_Stated exercise:_ Your answer should be a single number: the count of lines that hold the word "name".

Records
---------------

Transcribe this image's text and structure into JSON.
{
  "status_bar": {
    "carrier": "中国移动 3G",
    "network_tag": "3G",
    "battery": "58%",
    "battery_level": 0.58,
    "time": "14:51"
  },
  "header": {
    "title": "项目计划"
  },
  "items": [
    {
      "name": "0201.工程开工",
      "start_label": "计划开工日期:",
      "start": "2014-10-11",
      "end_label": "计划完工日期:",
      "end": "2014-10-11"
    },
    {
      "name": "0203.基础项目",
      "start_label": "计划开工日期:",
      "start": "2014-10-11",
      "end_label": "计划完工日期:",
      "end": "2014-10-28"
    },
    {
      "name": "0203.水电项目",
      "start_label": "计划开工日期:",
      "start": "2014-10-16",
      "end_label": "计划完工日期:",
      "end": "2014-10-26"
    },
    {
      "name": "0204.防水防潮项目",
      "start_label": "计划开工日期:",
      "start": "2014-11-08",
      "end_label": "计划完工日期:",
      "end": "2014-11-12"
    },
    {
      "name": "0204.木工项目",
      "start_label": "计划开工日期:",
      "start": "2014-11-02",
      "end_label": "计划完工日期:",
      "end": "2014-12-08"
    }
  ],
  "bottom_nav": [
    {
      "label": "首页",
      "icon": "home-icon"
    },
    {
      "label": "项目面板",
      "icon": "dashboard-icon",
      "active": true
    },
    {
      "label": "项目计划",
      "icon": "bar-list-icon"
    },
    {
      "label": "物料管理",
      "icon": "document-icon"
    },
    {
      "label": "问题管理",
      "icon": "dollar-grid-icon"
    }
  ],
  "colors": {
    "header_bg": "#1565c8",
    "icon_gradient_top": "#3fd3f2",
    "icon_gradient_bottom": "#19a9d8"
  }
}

---------------

_Solution to this task:_ 5